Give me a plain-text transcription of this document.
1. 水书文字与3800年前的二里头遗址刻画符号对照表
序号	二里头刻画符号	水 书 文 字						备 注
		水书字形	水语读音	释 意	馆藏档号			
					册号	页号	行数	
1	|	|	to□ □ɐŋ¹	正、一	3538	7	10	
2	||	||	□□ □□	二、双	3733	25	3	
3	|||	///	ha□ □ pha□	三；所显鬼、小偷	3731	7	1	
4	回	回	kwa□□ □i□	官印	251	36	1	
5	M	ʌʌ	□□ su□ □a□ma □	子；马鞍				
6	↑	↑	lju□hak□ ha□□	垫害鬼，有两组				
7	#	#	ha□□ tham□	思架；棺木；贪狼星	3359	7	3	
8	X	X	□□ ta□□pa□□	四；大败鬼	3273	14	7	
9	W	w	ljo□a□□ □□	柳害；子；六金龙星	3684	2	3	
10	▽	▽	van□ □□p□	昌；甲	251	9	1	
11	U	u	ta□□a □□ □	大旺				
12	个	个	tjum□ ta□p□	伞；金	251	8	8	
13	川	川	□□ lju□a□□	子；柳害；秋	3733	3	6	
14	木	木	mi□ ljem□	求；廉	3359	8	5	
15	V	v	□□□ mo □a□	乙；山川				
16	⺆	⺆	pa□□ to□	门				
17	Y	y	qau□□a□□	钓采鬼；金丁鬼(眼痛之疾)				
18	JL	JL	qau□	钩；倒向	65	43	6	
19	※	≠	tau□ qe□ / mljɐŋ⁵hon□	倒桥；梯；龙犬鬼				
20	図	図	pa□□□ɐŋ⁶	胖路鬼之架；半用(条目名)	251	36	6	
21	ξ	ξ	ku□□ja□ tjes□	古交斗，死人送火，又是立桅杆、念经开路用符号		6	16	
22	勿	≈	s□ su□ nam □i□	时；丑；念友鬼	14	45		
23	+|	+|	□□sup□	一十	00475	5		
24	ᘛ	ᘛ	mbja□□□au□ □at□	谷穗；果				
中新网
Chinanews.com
##############################
WRITTEN INSTRUCTION: Restate all of the entries above precisely.

TASK RESULT:
Give me a plain-text transcription of this document.
1. 水书文字与3800年前的二里头遗址刻画符号对照表
序号	二里头刻画符号	水 书 文 字						备 注
		水书字形	水语读音	释 意	馆藏档号			
					册号	页号	行数	
1	|	|	to□ □ɐŋ¹	正、一	3538	7	10	
2	||	||	□□ □□	二、双	3733	25	3	
3	|||	///	ha□ □ pha□	三；所显鬼、小偷	3731	7	1	
4	回	回	kwa□□ □i□	官印	251	36	1	
5	M	ʌʌ	□□ su□ □a□ma □	子；马鞍				
6	↑	↑	lju□hak□ ha□□	垫害鬼，有两组				
7	#	#	ha□□ tham□	思架；棺木；贪狼星	3359	7	3	
8	X	X	□□ ta□□pa□□	四；大败鬼	3273	14	7	
9	W	w	ljo□a□□ □□	柳害；子；六金龙星	3684	2	3	
10	▽	▽	van□ □□p□	昌；甲	251	9	1	
11	U	u	ta□□a □□ □	大旺				
12	个	个	tjum□ ta□p□	伞；金	251	8	8	
13	川	川	□□ lju□a□□	子；柳害；秋	3733	3	6	
14	木	木	mi□ ljem□	求；廉	3359	8	5	
15	V	v	□□□ mo □a□	乙；山川				
16	⺆	⺆	pa□□ to□	门				
17	Y	y	qau□□a□□	钓采鬼；金丁鬼(眼痛之疾)				
18	JL	JL	qau□	钩；倒向	65	43	6	
19	※	≠	tau□ qe□ / mljɐŋ⁵hon□	倒桥；梯；龙犬鬼				
20	図	図	pa□□□ɐŋ⁶	胖路鬼之架；半用(条目名)	251	36	6	
21	ξ	ξ	ku□□ja□ tjes□	古交斗，死人送火，又是立桅杆、念经开路用符号		6	16	
22	勿	≈	s□ su□ nam □i□	时；丑；念友鬼	14	45		
23	+|	+|	□□sup□	一十	00475	5		
24	ᘛ	ᘛ	mbja□□□au□ □at□	谷穗；果				
中新网
Chinanews.com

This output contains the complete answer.